• [EXERCISE DETAILS]
Scan the data for lines with "text" and report the count by itself.
### RECORD EXTRACTS ###
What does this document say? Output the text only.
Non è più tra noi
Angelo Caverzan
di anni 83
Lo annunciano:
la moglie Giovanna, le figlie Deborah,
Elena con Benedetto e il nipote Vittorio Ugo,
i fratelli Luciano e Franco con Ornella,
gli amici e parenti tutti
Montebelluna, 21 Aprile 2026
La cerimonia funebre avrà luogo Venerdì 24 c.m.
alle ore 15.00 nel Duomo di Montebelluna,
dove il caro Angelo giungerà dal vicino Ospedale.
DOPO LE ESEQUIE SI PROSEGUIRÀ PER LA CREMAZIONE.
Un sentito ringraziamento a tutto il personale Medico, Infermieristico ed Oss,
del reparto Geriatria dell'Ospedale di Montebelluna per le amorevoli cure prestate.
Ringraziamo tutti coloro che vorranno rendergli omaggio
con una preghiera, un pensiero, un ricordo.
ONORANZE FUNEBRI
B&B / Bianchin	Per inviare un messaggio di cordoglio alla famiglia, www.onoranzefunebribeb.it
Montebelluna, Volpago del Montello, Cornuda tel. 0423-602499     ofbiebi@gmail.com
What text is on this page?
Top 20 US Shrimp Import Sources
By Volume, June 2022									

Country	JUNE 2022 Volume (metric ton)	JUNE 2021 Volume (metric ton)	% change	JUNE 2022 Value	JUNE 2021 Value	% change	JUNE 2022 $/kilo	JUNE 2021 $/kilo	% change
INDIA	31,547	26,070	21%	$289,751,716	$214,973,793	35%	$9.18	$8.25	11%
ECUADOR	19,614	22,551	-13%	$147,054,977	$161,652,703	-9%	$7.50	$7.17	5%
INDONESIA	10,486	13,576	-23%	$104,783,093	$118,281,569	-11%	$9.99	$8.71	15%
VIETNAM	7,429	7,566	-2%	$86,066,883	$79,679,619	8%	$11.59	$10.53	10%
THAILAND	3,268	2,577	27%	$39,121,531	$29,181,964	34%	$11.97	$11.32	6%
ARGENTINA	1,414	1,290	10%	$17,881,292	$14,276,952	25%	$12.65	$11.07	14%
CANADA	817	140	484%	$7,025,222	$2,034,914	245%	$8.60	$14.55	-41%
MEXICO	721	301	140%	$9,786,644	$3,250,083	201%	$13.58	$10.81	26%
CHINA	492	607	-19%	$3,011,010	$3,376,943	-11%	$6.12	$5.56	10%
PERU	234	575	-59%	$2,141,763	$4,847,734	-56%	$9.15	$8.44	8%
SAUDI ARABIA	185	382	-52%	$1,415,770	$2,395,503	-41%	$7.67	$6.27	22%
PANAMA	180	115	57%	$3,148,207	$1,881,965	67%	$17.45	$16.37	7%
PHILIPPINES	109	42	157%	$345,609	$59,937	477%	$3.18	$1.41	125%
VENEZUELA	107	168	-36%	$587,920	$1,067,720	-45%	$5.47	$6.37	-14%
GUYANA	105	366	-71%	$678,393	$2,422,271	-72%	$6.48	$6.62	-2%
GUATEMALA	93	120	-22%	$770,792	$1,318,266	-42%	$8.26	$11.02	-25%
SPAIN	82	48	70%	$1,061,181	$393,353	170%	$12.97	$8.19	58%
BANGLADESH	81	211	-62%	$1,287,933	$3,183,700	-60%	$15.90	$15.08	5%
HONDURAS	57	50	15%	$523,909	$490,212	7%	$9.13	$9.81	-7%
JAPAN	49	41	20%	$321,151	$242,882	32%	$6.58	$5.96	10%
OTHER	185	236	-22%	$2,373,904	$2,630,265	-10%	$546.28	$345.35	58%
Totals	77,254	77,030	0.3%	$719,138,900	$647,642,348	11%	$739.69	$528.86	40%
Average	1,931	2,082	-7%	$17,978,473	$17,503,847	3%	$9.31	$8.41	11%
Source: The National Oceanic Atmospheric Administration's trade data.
###
• [ANSWER]
2